■ Exercise details ■
According to the plot configuration text, what must splice sites provided to initialize_data.py have?

colors=["#CC0011","#FF8800","#FFCC33"]

# color for the axis
axis_color='#000000'

# thickness for the axes, in inches
axis_thickness=0.02

# length of each tick mark in inches. Set to 0 if you do not want tick marks
tick_length=0.1

# size of the labels for the horizontal (x) axis in inches. Set to 0 if you do not want labels
horiz_label_size=0.20

# distance that horizontal axis labels are below the x axis, in inches
horiz_label_spacing=0.25

# font size for horizontal axis title in inches. Set to 0 if you do not want horizontal axis title
horiz_axis_title_size=0.27

# distance that horizontal axis title is below the x axis, in inches
horiz_axis_title_spacing=0.50

# determines whether or not tick marks are drawn for the vertical (y) axis
use_vertical_ticks=True

# spacing between tick marks on the vertical axis. must be between 0 and 1
vertical_tick_spacing=0.25

# font size for vertical axis labels, in inches. Set to 0 if you do not want labels
vert_label_size=0.20

# distance that vertical axis labels are drawn away from the vertical axis in inches
vert_label_spacing=0.25


# settings for structure plot key
include_key = True

# determines the font size of the key title. Use 0 if you do not want title
key_title_size = 0

# 2-element list containing the cartesian coordinates of the key in inches. (0,0) is the bottom left corner of the plot
key_position = [6,2.25]

# list containing the labels for each color in the key. Set to None if you want to use the default labels
key_labels = None

# determines the font size of the text in the key, in inches
key_font_size = 0.2

# hexadecimal string for the color of the font in the plot key
key_text_color = '#000000'

######### settings for sashimi plot ##############
[sashimi_plot]

draw_sashimi_plot = True

# width of the sashimi plot, in inches
width = 4

# height of the sashimi plot, in inches
height = 2.5

# title. None means no title, '' means use default title, 'asdf' means title is 'asdf', etc
plot_title = None

# scaling factor for intronic regions. A larger intron_scale makes the intronic regions smaller
intron_scale = 15

# scaling factor for exonic regions. A larger exon_scale makes the exonic regions smaller
exon_scale = 1

# colors for the different pileups, in hex
colors = ['#FF8000','#00C866','#3399FF']

# maximum value on the y-scale
ymax = 1800

# determines whether the average junction-spanning read counts are shown
number_junctions=True

# determine the font size of the numbering for the junction-spanning reads
numbering_font_size = 6

resolution=0.5

# determines the thickness of the junction-spanning beziers
junction_log_base = 10

# determines whether to reverse the plot if features are on the - strand
reverse_minus = False

font_size = 6

# number of ticks on the y-axis
nyticks = 2

# number of ticks on the x-axis
nxticks = 4

# determines whether y-axis labels are drawn
show_ylabel = True

# determines whether x-axis labels are drawn
show_xlabel = True

Common Errors

  1. ``initialize_data.py`` fails to run.

    • Check to make sure that your argument for the variant position is correct, and that there is indeed a SNP in the .vcf file at that position. Also, make sure that the chromosome has been named correctly in your argument for the variant position (i.e. the chromosome name matches the name in the .vcf file).
    • Check to make sure that your argument for the junction name is correct. Make sure that the chromosome names in your argument for the junction match the names for the chromosome in the .gtf file.
  2. ``initialize_data.py`` fails, with an error “X is not a valid splice site”

    • Splice sites provided to initialize_data.py must have either a common donor or common acceptor.

References

  1. Hubisz, M. J., Falush, D., Stephens, M. & Pritchard, J. K. Inferring weak population structure with the assistance of sample group information. Molecular Ecology Resources 9, 1322–1332 (2009).
  2. Katz, Y., Wang, E. T., Airoldi, E. M. & Burge, C. B. Analysis and design of RNA sequencing experiments for identifying isoform regulation. Nature Methods 7, 1009–1015 (2010).
  3. Katz, Y. et al. Sashimi plots: Quantitative visualization of RNA sequencing read alignments. arXiv preprint arXiv:1306.3466 (2013). at <http://arxiv.org/abs/1306.3466>
  4. Krzywinski, M., Birol, I., Jones, S. J. & Marra, M. A. Hive plots–rational approach to visualizing networks. Briefings in Bioinformatics 13, 627–644 (2011).

■ Records from a data collection ■
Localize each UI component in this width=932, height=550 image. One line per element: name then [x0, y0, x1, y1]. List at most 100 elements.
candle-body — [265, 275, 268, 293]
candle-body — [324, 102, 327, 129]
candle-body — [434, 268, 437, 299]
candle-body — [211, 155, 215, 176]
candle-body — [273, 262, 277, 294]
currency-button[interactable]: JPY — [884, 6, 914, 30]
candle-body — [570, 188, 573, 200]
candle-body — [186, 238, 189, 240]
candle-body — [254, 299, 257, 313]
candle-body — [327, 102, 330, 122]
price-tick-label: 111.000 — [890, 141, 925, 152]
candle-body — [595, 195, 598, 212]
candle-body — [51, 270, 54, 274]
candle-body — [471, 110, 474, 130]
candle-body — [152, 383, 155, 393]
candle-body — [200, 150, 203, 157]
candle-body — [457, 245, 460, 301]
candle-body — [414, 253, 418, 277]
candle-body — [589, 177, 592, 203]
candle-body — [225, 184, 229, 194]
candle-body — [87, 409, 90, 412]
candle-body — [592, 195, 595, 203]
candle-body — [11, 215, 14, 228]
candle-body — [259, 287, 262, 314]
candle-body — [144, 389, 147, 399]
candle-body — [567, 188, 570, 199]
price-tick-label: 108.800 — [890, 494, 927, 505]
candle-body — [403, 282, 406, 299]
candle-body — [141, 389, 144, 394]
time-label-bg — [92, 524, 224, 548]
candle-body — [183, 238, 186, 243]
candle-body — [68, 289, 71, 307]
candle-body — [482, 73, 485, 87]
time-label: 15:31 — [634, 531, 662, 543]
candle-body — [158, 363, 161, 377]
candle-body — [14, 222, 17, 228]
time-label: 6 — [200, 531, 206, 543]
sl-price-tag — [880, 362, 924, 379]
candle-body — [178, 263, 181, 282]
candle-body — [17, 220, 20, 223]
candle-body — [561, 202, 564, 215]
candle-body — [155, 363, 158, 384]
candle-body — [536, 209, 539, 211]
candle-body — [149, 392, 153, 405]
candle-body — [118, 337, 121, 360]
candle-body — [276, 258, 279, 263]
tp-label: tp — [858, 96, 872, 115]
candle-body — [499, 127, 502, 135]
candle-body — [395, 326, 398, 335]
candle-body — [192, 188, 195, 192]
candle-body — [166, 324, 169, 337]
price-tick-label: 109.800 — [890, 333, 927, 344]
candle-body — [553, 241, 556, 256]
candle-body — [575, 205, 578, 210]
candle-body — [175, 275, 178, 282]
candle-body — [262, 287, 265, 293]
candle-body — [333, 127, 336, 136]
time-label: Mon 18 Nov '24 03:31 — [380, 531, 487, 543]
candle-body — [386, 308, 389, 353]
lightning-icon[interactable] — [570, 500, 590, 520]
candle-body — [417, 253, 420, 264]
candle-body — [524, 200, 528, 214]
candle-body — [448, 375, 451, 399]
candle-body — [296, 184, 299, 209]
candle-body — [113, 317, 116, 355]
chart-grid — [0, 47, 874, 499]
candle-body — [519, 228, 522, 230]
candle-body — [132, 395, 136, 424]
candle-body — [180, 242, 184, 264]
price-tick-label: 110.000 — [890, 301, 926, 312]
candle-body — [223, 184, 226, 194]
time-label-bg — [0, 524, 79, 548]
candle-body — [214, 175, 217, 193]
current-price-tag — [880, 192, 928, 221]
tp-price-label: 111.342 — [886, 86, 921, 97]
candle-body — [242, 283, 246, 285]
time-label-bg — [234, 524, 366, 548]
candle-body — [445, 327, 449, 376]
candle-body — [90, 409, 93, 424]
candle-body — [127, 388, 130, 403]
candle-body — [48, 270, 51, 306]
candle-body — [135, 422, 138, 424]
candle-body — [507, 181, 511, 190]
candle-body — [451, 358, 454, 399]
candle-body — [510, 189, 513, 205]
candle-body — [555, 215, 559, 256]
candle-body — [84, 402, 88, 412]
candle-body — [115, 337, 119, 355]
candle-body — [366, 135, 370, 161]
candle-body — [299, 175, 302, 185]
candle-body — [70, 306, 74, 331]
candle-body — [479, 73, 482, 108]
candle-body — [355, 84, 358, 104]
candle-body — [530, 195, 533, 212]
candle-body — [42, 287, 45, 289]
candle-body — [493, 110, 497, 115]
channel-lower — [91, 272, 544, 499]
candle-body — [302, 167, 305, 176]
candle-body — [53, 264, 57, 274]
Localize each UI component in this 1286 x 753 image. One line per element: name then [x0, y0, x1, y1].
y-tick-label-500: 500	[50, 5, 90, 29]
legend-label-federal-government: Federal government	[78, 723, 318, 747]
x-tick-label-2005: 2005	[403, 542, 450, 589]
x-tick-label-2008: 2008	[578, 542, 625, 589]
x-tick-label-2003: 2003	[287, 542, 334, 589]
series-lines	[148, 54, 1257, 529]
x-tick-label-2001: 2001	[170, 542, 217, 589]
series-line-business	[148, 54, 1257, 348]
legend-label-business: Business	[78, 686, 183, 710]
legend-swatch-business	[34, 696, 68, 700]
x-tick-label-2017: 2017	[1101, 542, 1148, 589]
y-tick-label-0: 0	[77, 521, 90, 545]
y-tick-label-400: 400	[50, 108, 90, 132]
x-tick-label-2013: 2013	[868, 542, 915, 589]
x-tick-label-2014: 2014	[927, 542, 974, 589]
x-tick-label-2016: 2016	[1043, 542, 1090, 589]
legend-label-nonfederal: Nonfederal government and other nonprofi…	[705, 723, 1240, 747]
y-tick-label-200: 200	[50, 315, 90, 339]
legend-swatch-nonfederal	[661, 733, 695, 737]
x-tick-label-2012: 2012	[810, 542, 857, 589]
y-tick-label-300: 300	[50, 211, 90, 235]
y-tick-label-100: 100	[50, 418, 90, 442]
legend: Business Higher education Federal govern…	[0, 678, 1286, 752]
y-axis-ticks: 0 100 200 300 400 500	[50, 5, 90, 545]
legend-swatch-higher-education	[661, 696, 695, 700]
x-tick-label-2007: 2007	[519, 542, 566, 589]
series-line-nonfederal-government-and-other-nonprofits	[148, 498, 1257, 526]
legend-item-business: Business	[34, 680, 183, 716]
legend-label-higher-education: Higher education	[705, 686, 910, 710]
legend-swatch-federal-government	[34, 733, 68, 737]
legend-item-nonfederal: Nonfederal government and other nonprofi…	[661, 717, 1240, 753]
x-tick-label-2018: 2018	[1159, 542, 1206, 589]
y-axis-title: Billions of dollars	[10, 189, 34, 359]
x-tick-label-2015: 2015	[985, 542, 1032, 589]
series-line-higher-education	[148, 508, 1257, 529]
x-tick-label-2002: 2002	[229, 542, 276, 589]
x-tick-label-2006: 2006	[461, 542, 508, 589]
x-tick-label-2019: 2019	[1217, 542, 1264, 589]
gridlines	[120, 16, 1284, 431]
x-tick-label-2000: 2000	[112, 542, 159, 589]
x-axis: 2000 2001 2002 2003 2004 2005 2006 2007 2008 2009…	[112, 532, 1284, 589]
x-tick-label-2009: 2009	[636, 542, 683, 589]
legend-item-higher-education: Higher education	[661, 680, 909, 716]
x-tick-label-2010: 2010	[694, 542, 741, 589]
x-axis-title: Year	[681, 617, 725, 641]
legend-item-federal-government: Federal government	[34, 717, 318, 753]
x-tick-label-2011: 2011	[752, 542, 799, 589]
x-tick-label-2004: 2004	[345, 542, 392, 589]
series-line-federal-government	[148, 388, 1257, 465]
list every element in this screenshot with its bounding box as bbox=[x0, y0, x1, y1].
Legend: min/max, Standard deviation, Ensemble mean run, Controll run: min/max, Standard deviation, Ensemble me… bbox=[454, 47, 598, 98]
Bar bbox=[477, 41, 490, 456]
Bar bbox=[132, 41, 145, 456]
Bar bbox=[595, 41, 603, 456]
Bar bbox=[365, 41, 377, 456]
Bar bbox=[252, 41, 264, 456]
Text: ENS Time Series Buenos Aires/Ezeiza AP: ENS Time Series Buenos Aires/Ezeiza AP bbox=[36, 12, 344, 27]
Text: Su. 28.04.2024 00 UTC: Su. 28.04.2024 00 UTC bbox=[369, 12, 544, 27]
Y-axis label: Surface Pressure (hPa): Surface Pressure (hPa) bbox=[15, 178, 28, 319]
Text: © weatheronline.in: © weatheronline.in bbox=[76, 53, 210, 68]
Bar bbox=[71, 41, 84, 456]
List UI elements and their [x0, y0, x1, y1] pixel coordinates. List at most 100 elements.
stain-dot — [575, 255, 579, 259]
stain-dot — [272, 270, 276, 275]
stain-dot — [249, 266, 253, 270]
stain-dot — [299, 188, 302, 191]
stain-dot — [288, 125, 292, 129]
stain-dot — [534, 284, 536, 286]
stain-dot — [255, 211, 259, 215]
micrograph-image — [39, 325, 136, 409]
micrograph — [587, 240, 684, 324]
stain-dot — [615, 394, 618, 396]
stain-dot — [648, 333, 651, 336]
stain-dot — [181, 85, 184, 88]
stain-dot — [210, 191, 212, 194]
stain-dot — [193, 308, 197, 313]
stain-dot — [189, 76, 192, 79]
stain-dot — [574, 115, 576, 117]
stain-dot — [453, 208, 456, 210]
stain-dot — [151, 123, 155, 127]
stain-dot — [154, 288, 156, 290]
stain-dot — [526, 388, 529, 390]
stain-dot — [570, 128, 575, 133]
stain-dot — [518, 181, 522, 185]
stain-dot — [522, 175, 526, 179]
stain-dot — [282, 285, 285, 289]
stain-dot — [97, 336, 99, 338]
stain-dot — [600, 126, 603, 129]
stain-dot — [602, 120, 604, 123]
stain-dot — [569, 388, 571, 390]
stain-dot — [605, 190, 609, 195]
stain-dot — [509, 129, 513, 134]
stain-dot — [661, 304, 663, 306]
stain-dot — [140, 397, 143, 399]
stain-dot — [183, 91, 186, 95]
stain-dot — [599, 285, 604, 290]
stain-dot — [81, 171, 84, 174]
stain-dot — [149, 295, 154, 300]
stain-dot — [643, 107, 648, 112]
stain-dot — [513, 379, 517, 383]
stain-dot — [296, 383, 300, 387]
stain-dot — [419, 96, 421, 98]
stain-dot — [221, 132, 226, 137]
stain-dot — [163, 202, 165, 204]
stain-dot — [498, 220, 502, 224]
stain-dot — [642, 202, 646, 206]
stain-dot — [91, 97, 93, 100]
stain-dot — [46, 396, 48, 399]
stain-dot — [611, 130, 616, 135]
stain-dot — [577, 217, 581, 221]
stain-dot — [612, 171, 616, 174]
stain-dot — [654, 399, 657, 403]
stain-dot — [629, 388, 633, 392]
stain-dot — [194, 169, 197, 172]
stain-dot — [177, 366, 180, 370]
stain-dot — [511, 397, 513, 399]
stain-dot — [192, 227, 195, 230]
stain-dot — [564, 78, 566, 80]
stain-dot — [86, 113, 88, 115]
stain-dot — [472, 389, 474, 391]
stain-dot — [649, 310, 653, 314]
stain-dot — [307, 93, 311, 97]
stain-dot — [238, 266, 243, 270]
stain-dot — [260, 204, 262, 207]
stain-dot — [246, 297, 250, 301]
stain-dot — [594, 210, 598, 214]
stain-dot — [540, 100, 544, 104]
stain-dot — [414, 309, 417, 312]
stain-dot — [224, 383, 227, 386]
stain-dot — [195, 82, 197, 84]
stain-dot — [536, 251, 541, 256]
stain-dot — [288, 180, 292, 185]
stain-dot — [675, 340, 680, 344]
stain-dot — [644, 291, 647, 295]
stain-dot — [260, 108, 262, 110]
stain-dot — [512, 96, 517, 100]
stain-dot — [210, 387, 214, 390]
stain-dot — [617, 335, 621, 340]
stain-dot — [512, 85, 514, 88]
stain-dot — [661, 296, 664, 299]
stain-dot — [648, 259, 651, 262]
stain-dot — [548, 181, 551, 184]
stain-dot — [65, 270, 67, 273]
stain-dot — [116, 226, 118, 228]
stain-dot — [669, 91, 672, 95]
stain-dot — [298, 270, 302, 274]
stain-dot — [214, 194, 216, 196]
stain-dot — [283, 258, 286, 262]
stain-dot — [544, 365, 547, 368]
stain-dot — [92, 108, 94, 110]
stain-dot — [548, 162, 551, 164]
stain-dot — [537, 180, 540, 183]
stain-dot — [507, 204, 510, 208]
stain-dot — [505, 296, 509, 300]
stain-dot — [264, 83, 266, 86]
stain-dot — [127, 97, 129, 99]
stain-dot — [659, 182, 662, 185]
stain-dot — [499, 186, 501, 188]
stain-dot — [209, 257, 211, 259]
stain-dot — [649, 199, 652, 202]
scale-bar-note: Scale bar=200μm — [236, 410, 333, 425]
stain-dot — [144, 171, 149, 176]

■ Exercise result ■
They must have either a common donor or a common acceptor.